• **Given problem**
Your task is to copy each line that has the word "true".

======== Source data

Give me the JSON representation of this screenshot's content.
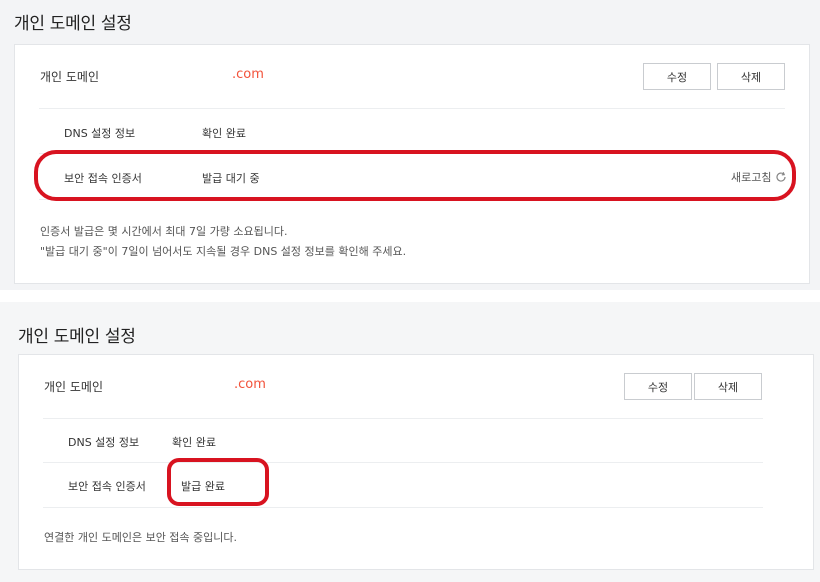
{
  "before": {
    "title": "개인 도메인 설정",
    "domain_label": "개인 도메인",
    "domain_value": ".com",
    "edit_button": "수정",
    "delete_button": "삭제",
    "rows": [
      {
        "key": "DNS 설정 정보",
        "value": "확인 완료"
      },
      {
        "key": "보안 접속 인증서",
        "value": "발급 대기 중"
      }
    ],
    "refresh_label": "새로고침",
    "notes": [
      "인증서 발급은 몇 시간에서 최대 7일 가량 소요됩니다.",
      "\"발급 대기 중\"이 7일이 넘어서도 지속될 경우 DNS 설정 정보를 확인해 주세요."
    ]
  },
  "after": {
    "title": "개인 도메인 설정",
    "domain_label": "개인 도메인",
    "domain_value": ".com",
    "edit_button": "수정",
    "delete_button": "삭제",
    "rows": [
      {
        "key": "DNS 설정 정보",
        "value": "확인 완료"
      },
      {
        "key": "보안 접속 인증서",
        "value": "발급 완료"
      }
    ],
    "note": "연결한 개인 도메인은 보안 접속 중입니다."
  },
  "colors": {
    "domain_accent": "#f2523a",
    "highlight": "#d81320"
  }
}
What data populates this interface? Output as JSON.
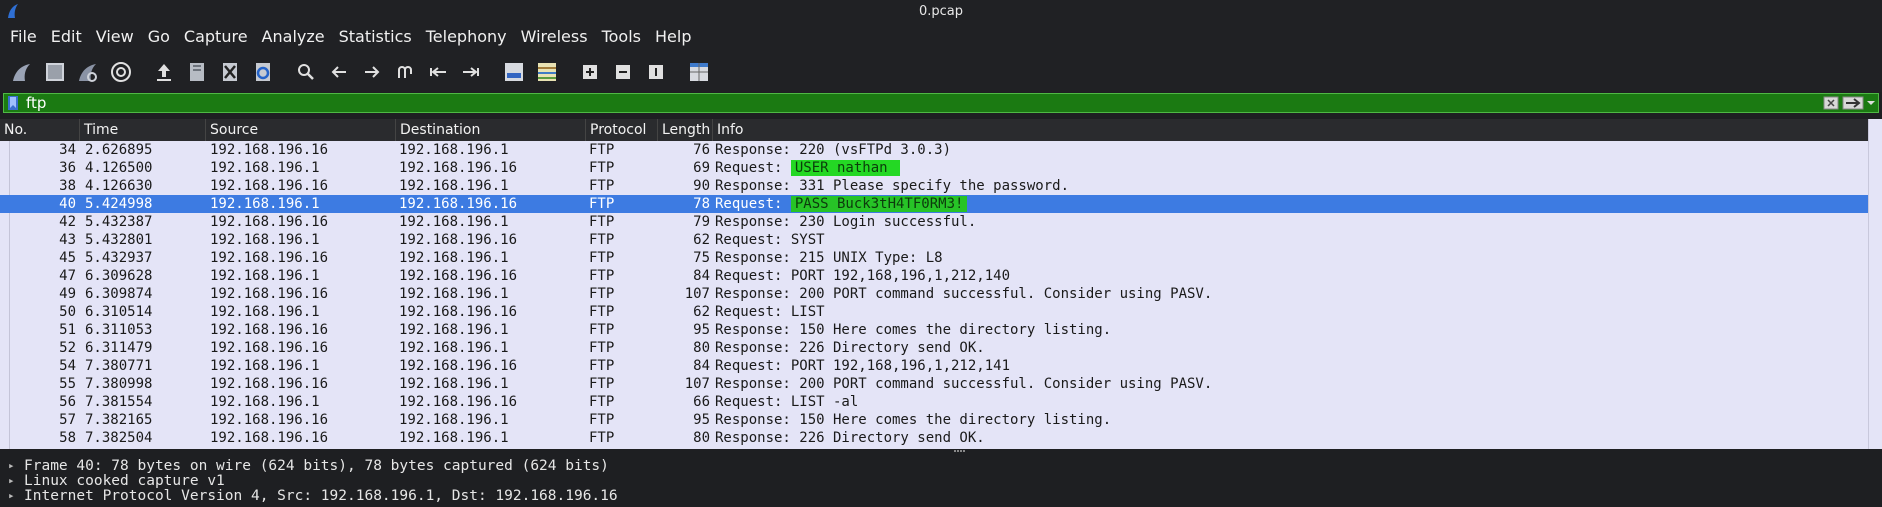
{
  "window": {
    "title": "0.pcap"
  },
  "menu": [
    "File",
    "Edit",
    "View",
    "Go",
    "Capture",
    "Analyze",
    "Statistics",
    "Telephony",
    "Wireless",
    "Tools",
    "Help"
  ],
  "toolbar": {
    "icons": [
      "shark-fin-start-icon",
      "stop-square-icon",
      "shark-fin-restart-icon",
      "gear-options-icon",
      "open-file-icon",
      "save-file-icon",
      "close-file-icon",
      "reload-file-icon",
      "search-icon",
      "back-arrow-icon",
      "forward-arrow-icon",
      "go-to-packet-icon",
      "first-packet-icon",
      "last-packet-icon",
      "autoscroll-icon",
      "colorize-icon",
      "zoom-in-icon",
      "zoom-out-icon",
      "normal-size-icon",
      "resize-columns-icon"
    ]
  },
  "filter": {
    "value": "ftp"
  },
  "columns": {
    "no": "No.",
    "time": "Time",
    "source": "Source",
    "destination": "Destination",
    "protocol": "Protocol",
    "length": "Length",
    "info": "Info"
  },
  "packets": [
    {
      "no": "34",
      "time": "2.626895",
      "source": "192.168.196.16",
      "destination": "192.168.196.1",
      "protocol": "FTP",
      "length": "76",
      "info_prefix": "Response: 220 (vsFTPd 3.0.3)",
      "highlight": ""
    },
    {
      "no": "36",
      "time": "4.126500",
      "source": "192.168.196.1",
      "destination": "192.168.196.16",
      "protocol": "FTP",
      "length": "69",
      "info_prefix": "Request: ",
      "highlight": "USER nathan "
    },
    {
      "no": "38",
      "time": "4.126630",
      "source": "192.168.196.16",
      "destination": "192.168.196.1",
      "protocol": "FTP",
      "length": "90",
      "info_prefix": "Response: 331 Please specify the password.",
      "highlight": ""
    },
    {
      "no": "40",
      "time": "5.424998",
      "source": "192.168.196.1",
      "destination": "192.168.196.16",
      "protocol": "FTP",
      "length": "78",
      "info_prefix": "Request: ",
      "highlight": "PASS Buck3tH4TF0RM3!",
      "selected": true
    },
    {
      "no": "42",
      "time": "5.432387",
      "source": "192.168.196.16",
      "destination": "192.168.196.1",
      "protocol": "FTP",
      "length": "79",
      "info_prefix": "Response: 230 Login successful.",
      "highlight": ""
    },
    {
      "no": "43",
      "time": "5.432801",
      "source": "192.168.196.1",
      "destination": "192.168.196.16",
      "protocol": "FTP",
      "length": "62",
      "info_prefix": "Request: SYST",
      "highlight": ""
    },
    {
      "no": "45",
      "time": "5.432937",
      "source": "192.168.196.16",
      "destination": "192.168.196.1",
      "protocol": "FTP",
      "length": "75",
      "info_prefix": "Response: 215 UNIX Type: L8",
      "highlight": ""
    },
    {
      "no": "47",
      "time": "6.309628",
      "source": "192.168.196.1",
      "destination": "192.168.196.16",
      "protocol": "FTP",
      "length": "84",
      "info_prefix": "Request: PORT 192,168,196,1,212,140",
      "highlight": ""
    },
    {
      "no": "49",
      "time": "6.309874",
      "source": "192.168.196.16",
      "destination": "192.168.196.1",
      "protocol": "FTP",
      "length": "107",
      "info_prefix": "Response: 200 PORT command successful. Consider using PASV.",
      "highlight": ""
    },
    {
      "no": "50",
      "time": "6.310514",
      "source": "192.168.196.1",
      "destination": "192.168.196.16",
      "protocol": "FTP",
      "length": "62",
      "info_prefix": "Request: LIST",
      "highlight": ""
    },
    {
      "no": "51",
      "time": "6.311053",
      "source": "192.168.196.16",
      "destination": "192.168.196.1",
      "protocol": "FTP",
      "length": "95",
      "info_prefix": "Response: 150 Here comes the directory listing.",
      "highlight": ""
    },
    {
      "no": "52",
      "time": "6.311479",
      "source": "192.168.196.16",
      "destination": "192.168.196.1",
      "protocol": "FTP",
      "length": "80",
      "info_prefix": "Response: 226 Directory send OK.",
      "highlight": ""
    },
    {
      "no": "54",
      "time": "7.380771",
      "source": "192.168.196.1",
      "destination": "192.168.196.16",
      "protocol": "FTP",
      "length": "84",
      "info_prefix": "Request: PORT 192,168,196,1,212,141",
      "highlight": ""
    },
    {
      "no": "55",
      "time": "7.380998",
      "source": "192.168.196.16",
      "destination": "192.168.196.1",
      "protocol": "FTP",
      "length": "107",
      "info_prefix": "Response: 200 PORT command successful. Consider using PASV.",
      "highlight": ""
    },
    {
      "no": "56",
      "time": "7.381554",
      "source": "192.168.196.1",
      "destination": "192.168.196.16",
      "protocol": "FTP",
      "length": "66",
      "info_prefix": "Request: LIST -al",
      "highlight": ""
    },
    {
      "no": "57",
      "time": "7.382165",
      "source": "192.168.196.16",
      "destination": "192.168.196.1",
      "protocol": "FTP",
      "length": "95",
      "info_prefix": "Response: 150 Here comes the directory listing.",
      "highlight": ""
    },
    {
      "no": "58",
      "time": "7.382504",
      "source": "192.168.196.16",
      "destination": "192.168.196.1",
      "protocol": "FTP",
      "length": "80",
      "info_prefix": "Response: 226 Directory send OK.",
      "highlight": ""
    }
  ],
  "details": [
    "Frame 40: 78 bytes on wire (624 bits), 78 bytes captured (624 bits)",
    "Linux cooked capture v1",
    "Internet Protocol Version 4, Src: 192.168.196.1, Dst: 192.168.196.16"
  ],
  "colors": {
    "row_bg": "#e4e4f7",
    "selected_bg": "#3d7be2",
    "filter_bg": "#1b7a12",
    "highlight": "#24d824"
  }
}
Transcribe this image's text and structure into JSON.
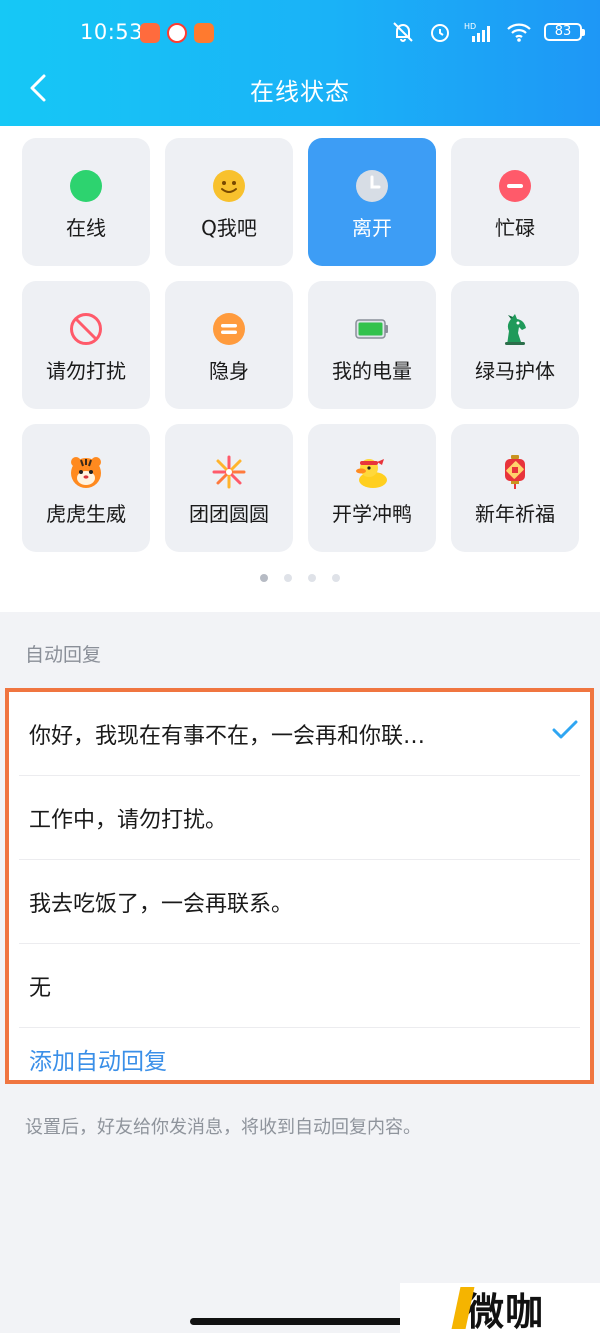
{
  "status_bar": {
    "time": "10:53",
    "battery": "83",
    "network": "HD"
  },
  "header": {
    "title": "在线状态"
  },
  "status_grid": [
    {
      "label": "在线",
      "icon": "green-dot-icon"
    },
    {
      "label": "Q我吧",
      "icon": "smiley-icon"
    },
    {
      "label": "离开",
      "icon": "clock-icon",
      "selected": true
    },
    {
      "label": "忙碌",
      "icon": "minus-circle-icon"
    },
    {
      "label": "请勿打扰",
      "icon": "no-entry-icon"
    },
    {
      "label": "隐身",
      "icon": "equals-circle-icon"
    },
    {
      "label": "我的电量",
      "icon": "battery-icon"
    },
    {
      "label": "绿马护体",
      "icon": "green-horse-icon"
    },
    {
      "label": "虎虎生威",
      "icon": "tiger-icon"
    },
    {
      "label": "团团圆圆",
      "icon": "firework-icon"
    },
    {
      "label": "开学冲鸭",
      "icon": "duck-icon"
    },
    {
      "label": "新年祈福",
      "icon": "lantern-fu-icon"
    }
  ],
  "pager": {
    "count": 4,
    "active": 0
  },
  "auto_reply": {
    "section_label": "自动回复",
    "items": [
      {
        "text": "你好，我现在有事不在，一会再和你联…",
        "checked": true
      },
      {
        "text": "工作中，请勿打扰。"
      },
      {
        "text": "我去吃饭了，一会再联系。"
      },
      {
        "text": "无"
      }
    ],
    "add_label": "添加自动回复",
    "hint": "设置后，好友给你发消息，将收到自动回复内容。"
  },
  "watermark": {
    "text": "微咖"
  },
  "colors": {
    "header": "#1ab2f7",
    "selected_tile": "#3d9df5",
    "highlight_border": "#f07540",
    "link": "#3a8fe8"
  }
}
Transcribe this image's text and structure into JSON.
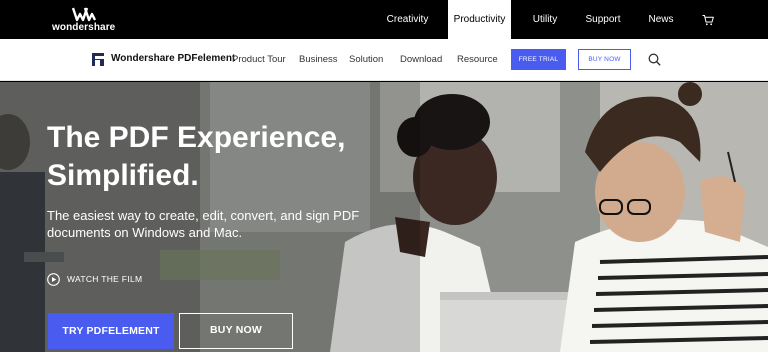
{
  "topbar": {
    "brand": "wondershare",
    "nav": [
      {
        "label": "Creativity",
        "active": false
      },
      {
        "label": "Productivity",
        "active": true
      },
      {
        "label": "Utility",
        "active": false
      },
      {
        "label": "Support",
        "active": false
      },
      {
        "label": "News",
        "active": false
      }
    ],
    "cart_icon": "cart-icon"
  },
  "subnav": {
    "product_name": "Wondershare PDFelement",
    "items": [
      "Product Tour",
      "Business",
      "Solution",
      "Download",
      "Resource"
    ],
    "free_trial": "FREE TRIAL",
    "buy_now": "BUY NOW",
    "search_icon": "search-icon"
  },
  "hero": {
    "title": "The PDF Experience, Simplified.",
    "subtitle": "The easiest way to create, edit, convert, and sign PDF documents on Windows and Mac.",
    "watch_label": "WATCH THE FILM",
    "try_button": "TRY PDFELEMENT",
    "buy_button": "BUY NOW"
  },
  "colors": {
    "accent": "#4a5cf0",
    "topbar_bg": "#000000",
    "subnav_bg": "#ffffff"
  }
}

================

• **Task output**
      "selected": true
      "selected": true
        "checked": true
        "active": true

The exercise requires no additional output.